## Wskazany cel 1
Wymień wszystkich, którzy według Rzecznika Praw Dziecka odmawiają cudzoziemcom przyznania świadczenia wychowawczego, jak podaje tekst o świadczeniu 500 plus dla cudzoziemców.

## Dostarczony fragment
((

Do świadczenia 500 plus uprawnieni są cudzoziemcy, którzy mają prawo do pracy w Polsce, m.in. osoby ze statusem uchodźcy lub ochroną uzupełniającą - przypomina Ministerstwo Rodziny, Pracy i Polityki Społecznej. Rzecznik Praw Dziecka twierdzi tymczasem, że wójtowie, burmistrzowie, prezydenci miast i samorządowe kolegia odwoławcze odmawiają przyznania im świadczenia wychowawczego.
Rzecznik Praw Dziecka Marek Michalak zwrócił się do resortu rodziny o ujednolicenie katalogu cudzoziemców uprawnionych do świadczenia 500 plus i podjęcie inicjatywy ustawodawczej, w której zostanie zapisane, na jakiej podstawie cudzoziemcy legalnie przebywający i pracujący w Polsce otrzymują świadczenie. Jak wyjaśniło biuro prasowe MRPiPS, prawo do świadczenia wychowawczego przysługuje cudzoziemcom posiadającym kartę pobytu z adnotacją "dostęp do rynku pracy". Pod warunkiem jednak, że mieszkają z członkami rodzin na terytorium Polski. Nie podlegają mu obywatele państw trzecich, którzy uzyskali zezwolenie na pracę na terytorium państwa UE czasowo, do 6 miesięcy lub przybyli tu na studia albo mają prawo do wykonywania pracy na podstawie wizy. "Istotne jest jednak, że w identycznej sytuacji prawnej, jak cudzoziemcy posiadający kartę pobytu z adnotacją 'dostęp do rynku pracy' są cudzoziemcy, którzy takiej karty nie posiadają, ale również mają prawo do pracy w Polsce, z mocy prawa - na podstawie szczególnych przepisów lub na podstawie zezwolenia na pracę udzielonego na podstawie szczególnych przepisów" - poinformowało MRPiPS.

))

## Wskazany cel 2
Zapisz bez zmian wiersze rekordów od ich pierwszego wiersza do wiersza zawierającego "- non-underserved-area: [899, 1119, 1001, 1232]", łącznie z oboma skrajnymi wierszami.

## Dane wejściowe
((

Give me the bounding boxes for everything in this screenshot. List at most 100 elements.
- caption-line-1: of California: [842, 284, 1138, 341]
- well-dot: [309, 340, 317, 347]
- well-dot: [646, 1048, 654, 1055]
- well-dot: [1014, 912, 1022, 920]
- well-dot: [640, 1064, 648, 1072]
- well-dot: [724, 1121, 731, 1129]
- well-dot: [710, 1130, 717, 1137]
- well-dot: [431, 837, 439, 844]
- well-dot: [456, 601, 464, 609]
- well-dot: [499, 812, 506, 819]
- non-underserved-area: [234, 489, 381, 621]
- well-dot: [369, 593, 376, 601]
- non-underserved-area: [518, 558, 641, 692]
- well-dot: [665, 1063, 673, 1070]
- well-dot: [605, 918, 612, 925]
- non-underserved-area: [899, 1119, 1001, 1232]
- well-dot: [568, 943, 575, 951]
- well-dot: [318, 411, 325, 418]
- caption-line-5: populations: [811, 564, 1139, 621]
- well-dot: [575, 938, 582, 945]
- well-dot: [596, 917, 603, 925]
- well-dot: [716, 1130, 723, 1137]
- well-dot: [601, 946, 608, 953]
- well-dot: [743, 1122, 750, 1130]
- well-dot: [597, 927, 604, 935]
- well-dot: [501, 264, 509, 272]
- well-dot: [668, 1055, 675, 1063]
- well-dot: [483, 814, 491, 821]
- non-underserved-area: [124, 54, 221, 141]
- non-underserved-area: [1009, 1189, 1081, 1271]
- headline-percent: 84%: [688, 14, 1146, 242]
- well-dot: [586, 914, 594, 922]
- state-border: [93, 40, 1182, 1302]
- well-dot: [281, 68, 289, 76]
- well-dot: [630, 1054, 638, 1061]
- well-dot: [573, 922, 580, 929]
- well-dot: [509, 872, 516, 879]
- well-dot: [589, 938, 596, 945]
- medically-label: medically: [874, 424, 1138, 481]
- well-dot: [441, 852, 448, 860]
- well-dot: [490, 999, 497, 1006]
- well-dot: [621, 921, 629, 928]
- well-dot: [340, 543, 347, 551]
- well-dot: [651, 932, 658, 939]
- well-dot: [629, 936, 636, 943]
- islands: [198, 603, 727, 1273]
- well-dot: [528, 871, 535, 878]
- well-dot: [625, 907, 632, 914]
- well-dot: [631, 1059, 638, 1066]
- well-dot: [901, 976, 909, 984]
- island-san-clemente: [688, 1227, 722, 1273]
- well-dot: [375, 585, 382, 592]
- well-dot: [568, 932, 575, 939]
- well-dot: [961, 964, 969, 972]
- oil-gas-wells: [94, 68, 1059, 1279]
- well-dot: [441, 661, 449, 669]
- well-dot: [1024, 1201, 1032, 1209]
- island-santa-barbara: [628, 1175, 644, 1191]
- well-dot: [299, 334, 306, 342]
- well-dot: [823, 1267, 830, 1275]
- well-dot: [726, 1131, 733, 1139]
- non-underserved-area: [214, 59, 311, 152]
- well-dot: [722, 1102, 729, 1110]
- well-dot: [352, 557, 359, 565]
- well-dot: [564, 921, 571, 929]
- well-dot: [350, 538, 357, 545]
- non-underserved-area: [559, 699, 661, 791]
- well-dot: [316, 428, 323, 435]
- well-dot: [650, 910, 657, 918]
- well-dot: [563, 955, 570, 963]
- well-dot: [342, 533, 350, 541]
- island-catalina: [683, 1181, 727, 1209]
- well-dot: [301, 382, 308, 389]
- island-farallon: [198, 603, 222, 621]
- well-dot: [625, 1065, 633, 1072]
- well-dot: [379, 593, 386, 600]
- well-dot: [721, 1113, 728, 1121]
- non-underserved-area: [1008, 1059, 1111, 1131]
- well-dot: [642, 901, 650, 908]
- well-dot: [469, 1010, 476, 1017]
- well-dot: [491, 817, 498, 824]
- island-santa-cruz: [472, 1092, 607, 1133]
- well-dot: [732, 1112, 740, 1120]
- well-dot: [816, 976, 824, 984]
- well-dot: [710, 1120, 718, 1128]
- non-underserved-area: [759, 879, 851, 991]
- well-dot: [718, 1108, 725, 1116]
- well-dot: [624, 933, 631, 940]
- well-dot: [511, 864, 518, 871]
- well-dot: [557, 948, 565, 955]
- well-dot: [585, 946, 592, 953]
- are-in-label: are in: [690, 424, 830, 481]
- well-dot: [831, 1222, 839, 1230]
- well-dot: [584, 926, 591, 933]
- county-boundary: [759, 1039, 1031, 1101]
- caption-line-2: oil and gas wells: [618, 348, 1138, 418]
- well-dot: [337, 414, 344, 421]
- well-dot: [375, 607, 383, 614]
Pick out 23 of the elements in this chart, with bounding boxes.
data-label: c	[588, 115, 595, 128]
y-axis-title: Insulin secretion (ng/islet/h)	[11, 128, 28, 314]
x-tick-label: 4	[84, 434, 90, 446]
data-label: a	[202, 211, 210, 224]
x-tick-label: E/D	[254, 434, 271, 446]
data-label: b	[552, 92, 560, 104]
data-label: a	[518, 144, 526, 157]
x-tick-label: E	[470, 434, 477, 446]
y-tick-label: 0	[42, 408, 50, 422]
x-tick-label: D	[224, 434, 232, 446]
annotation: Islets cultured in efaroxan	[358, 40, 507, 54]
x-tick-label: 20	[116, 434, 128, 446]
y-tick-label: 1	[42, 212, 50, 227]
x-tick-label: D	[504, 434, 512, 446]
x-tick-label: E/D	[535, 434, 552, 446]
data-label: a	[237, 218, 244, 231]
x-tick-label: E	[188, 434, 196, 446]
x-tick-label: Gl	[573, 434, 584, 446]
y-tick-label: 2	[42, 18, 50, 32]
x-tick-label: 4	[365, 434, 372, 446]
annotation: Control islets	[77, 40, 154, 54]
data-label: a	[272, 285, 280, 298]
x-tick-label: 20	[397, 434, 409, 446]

))

## Odpowiedź pisemna 1
Wójtowie, burmistrzowie, prezydenci miast i samorządowe kolegia odwoławcze.

## Odpowiedź pisemna 2
Give me the bounding boxes for everything in this screenshot. List at most 100 elements.
- caption-line-1: of California: [842, 284, 1138, 341]
- well-dot: [309, 340, 317, 347]
- well-dot: [646, 1048, 654, 1055]
- well-dot: [1014, 912, 1022, 920]
- well-dot: [640, 1064, 648, 1072]
- well-dot: [724, 1121, 731, 1129]
- well-dot: [710, 1130, 717, 1137]
- well-dot: [431, 837, 439, 844]
- well-dot: [456, 601, 464, 609]
- well-dot: [499, 812, 506, 819]
- non-underserved-area: [234, 489, 381, 621]
- well-dot: [369, 593, 376, 601]
- non-underserved-area: [518, 558, 641, 692]
- well-dot: [665, 1063, 673, 1070]
- well-dot: [605, 918, 612, 925]
- non-underserved-area: [899, 1119, 1001, 1232]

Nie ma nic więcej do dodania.